begin Supplied records

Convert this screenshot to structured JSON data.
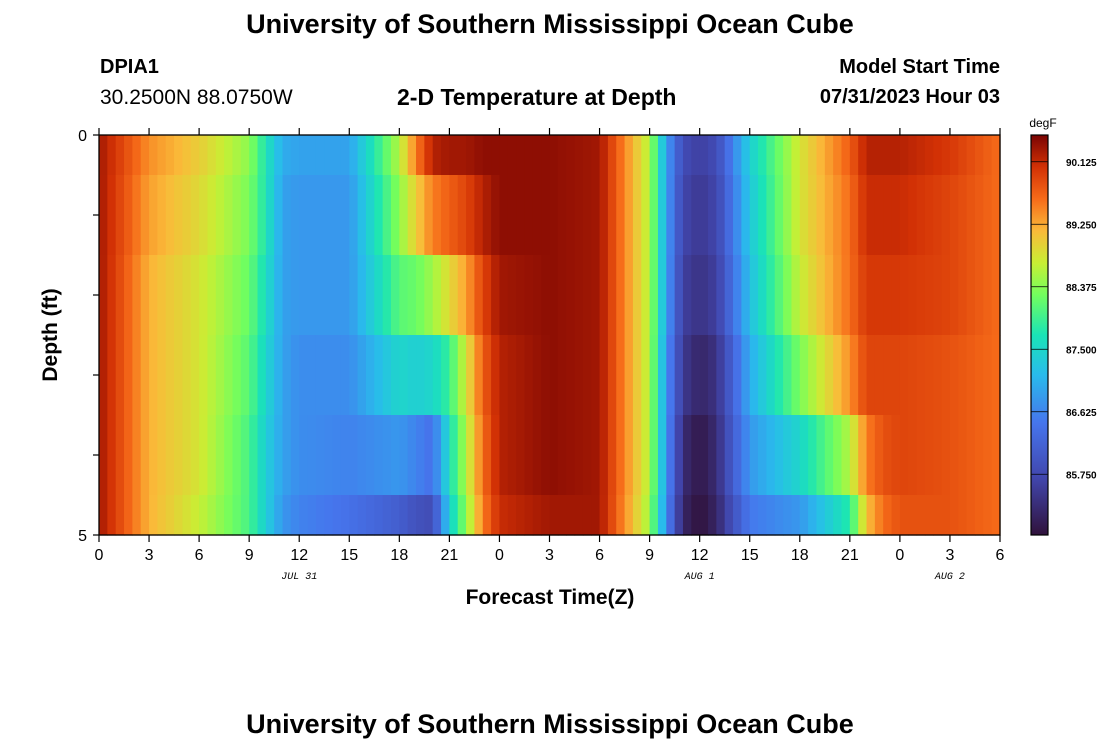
{
  "header": {
    "title": "University of Southern Mississippi Ocean Cube",
    "station_id": "DPIA1",
    "coordinates": "30.2500N  88.0750W",
    "subtitle": "2-D Temperature at Depth",
    "model_start_label": "Model Start Time",
    "model_start_value": "07/31/2023 Hour 03"
  },
  "footer": {
    "title": "University of Southern Mississippi Ocean Cube"
  },
  "chart_data": {
    "type": "heatmap",
    "title": "2-D Temperature at Depth",
    "xlabel": "Forecast Time(Z)",
    "ylabel": "Depth (ft)",
    "x_tick_labels": [
      "0",
      "3",
      "6",
      "9",
      "12",
      "15",
      "18",
      "21",
      "0",
      "3",
      "6",
      "9",
      "12",
      "15",
      "18",
      "21",
      "0",
      "3",
      "6"
    ],
    "x_hours": [
      0,
      54
    ],
    "date_labels": [
      {
        "label": "JUL 31",
        "hour": 12
      },
      {
        "label": "AUG 1",
        "hour": 36
      },
      {
        "label": "AUG 2",
        "hour": 51
      }
    ],
    "y_tick_labels": [
      "0",
      "5"
    ],
    "ylim": [
      0,
      5
    ],
    "colorbar": {
      "unit": "degF",
      "tick_labels": [
        "90.125",
        "89.250",
        "88.375",
        "87.500",
        "86.625",
        "85.750"
      ],
      "min": 84.9,
      "max": 90.5
    },
    "depth_rows": [
      0,
      0.5,
      1.5,
      2.5,
      3.5,
      4.5
    ],
    "time_hours": [
      0,
      3,
      6,
      9,
      10,
      11,
      12,
      15,
      18,
      19,
      20,
      21,
      22,
      23,
      24,
      27,
      30,
      33,
      34,
      35,
      36,
      37,
      38,
      39,
      42,
      45,
      46,
      47,
      48,
      51,
      54
    ],
    "temperatures": [
      [
        90.3,
        89.4,
        89.0,
        88.4,
        87.7,
        87.0,
        86.9,
        86.9,
        88.6,
        89.5,
        90.2,
        90.3,
        90.3,
        90.4,
        90.4,
        90.4,
        90.3,
        88.6,
        86.9,
        85.8,
        85.6,
        85.8,
        86.6,
        87.4,
        88.8,
        89.7,
        90.2,
        90.2,
        90.2,
        90.0,
        89.6
      ],
      [
        90.3,
        89.3,
        88.9,
        88.3,
        87.7,
        86.9,
        86.8,
        86.8,
        88.4,
        89.0,
        89.5,
        89.7,
        89.9,
        90.2,
        90.4,
        90.4,
        90.3,
        88.6,
        86.9,
        85.7,
        85.5,
        85.7,
        86.5,
        87.3,
        88.8,
        89.6,
        90.1,
        90.1,
        90.1,
        89.9,
        89.6
      ],
      [
        90.3,
        89.2,
        88.8,
        88.2,
        87.6,
        86.9,
        86.8,
        86.8,
        88.1,
        88.2,
        88.5,
        88.9,
        89.3,
        89.9,
        90.3,
        90.4,
        90.3,
        88.6,
        86.9,
        85.6,
        85.4,
        85.6,
        86.4,
        87.2,
        88.7,
        89.6,
        90.0,
        90.0,
        90.0,
        89.9,
        89.6
      ],
      [
        90.3,
        89.2,
        88.8,
        88.1,
        87.5,
        86.9,
        86.7,
        86.7,
        87.5,
        87.4,
        87.5,
        87.9,
        88.8,
        89.7,
        90.2,
        90.4,
        90.3,
        88.6,
        86.8,
        85.5,
        85.2,
        85.4,
        86.2,
        87.0,
        88.3,
        89.4,
        89.9,
        89.9,
        89.9,
        89.8,
        89.6
      ],
      [
        90.3,
        89.2,
        88.8,
        88.0,
        87.4,
        86.9,
        86.7,
        86.6,
        86.8,
        86.6,
        86.4,
        87.6,
        88.6,
        89.6,
        90.2,
        90.4,
        90.3,
        88.6,
        86.8,
        85.3,
        85.0,
        85.3,
        86.1,
        86.8,
        87.5,
        88.6,
        89.5,
        89.8,
        89.9,
        89.8,
        89.6
      ],
      [
        90.3,
        89.2,
        88.7,
        88.0,
        87.4,
        86.8,
        86.6,
        86.4,
        86.1,
        85.9,
        85.8,
        87.4,
        88.4,
        89.5,
        90.1,
        90.3,
        90.3,
        88.5,
        86.7,
        85.2,
        84.9,
        85.2,
        85.9,
        86.5,
        86.8,
        87.8,
        89.1,
        89.6,
        89.8,
        89.8,
        89.6
      ]
    ]
  }
}
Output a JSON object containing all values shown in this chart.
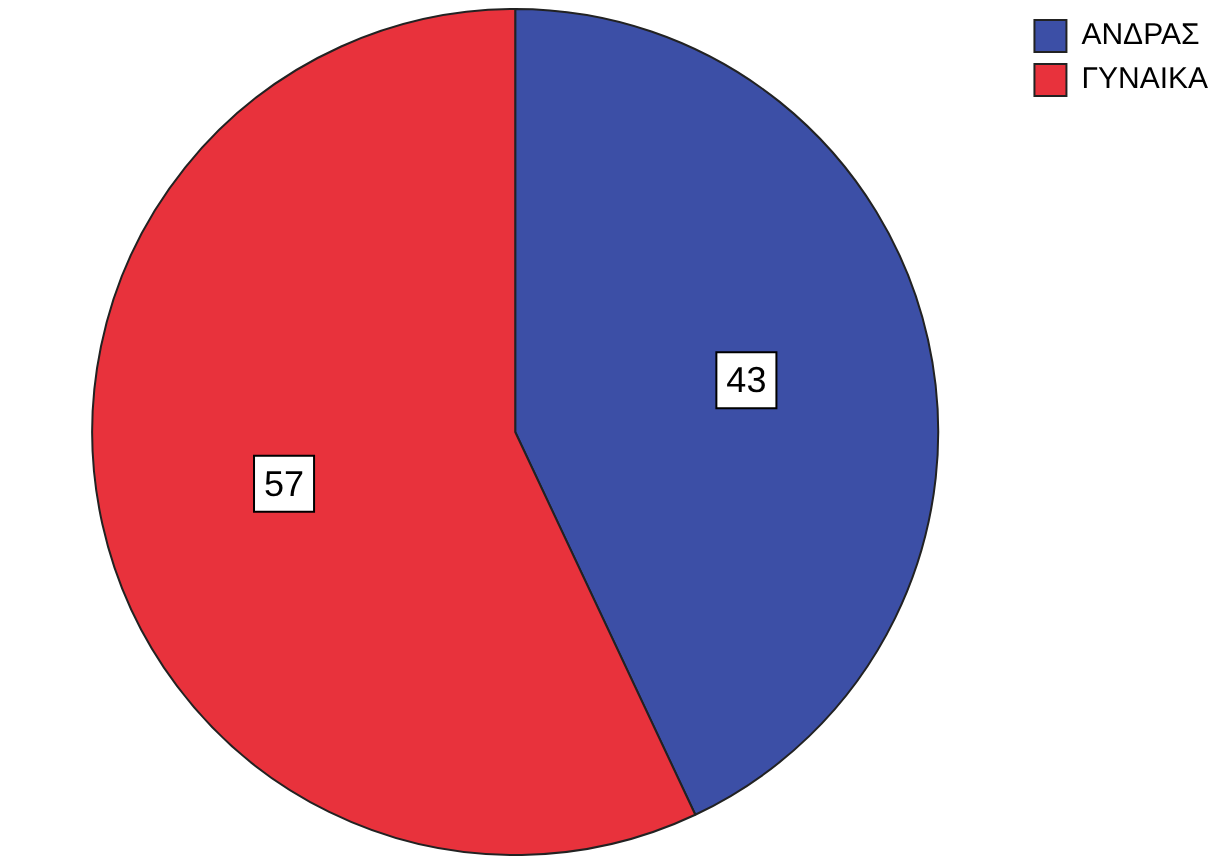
{
  "chart_data": {
    "type": "pie",
    "categories": [
      "ΑΝΔΡΑΣ",
      "ΓΥΝΑΙΚΑ"
    ],
    "values": [
      43,
      57
    ],
    "colors": [
      "#3c4fa6",
      "#e8323c"
    ],
    "data_labels": true,
    "legend": "top right"
  }
}
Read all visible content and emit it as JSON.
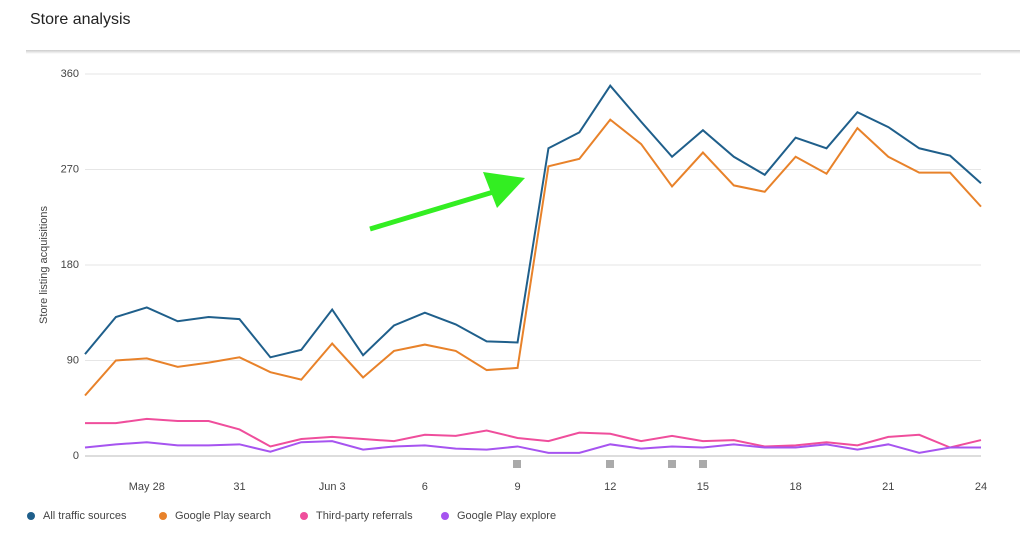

end Supplied records

### Aim
Print out the material word for word, omitting the pictures.

### Written solution
Convert this screenshot to structured JSON data.
{
  "header": {
    "title": "University of Southern Mississippi Ocean Cube",
    "station_id": "DPIA1",
    "coordinates": "30.2500N  88.0750W",
    "subtitle": "2-D Temperature at Depth",
    "model_start_label": "Model Start Time",
    "model_start_value": "07/31/2023 Hour 03"
  },
  "footer": {
    "title": "University of Southern Mississippi Ocean Cube"
  },
  "chart_data": {
    "type": "heatmap",
    "title": "2-D Temperature at Depth",
    "xlabel": "Forecast Time(Z)",
    "ylabel": "Depth (ft)",
    "x_tick_labels": [
      "0",
      "3",
      "6",
      "9",
      "12",
      "15",
      "18",
      "21",
      "0",
      "3",
      "6",
      "9",
      "12",
      "15",
      "18",
      "21",
      "0",
      "3",
      "6"
    ],
    "x_hours": [
      0,
      54
    ],
    "date_labels": [
      {
        "label": "JUL 31",
        "hour": 12
      },
      {
        "label": "AUG 1",
        "hour": 36
      },
      {
        "label": "AUG 2",
        "hour": 51
      }
    ],
    "y_tick_labels": [
      "0",
      "5"
    ],
    "ylim": [
      0,
      5
    ],
    "colorbar": {
      "unit": "degF",
      "tick_labels": [
        "90.125",
        "89.250",
        "88.375",
        "87.500",
        "86.625",
        "85.750"
      ],
      "min": 84.9,
      "max": 90.5
    },
    "depth_rows": [
      0,
      0.5,
      1.5,
      2.5,
      3.5,
      4.5
    ],
    "time_hours": [
      0,
      3,
      6,
      9,
      10,
      11,
      12,
      15,
      18,
      19,
      20,
      21,
      22,
      23,
      24,
      27,
      30,
      33,
      34,
      35,
      36,
      37,
      38,
      39,
      42,
      45,
      46,
      47,
      48,
      51,
      54
    ],
    "temperatures": [
      [
        90.3,
        89.4,
        89.0,
        88.4,
        87.7,
        87.0,
        86.9,
        86.9,
        88.6,
        89.5,
        90.2,
        90.3,
        90.3,
        90.4,
        90.4,
        90.4,
        90.3,
        88.6,
        86.9,
        85.8,
        85.6,
        85.8,
        86.6,
        87.4,
        88.8,
        89.7,
        90.2,
        90.2,
        90.2,
        90.0,
        89.6
      ],
      [
        90.3,
        89.3,
        88.9,
        88.3,
        87.7,
        86.9,
        86.8,
        86.8,
        88.4,
        89.0,
        89.5,
        89.7,
        89.9,
        90.2,
        90.4,
        90.4,
        90.3,
        88.6,
        86.9,
        85.7,
        85.5,
        85.7,
        86.5,
        87.3,
        88.8,
        89.6,
        90.1,
        90.1,
        90.1,
        89.9,
        89.6
      ],
      [
        90.3,
        89.2,
        88.8,
        88.2,
        87.6,
        86.9,
        86.8,
        86.8,
        88.1,
        88.2,
        88.5,
        88.9,
        89.3,
        89.9,
        90.3,
        90.4,
        90.3,
        88.6,
        86.9,
        85.6,
        85.4,
        85.6,
        86.4,
        87.2,
        88.7,
        89.6,
        90.0,
        90.0,
        90.0,
        89.9,
        89.6
      ],
      [
        90.3,
        89.2,
        88.8,
        88.1,
        87.5,
        86.9,
        86.7,
        86.7,
        87.5,
        87.4,
        87.5,
        87.9,
        88.8,
        89.7,
        90.2,
        90.4,
        90.3,
        88.6,
        86.8,
        85.5,
        85.2,
        85.4,
        86.2,
        87.0,
        88.3,
        89.4,
        89.9,
        89.9,
        89.9,
        89.8,
        89.6
      ],
      [
        90.3,
        89.2,
        88.8,
        88.0,
        87.4,
        86.9,
        86.7,
        86.6,
        86.8,
        86.6,
        86.4,
        87.6,
        88.6,
        89.6,
        90.2,
        90.4,
        90.3,
        88.6,
        86.8,
        85.3,
        85.0,
        85.3,
        86.1,
        86.8,
        87.5,
        88.6,
        89.5,
        89.8,
        89.9,
        89.8,
        89.6
      ],
      [
        90.3,
        89.2,
        88.7,
        88.0,
        87.4,
        86.8,
        86.6,
        86.4,
        86.1,
        85.9,
        85.8,
        87.4,
        88.4,
        89.5,
        90.1,
        90.3,
        90.3,
        88.5,
        86.7,
        85.2,
        84.9,
        85.2,
        85.9,
        86.5,
        86.8,
        87.8,
        89.1,
        89.6,
        89.8,
        89.8,
        89.6
      ]
    ]
  }
}
Output a JSON object containing all values shown in this chart.
{
  "chart_data": {
    "type": "pie",
    "categories": [
      "ΑΝΔΡΑΣ",
      "ΓΥΝΑΙΚΑ"
    ],
    "values": [
      43,
      57
    ],
    "colors": [
      "#3c4fa6",
      "#e8323c"
    ],
    "data_labels": true,
    "legend": "top right"
  }
}
Read all visible content and emit it as JSON.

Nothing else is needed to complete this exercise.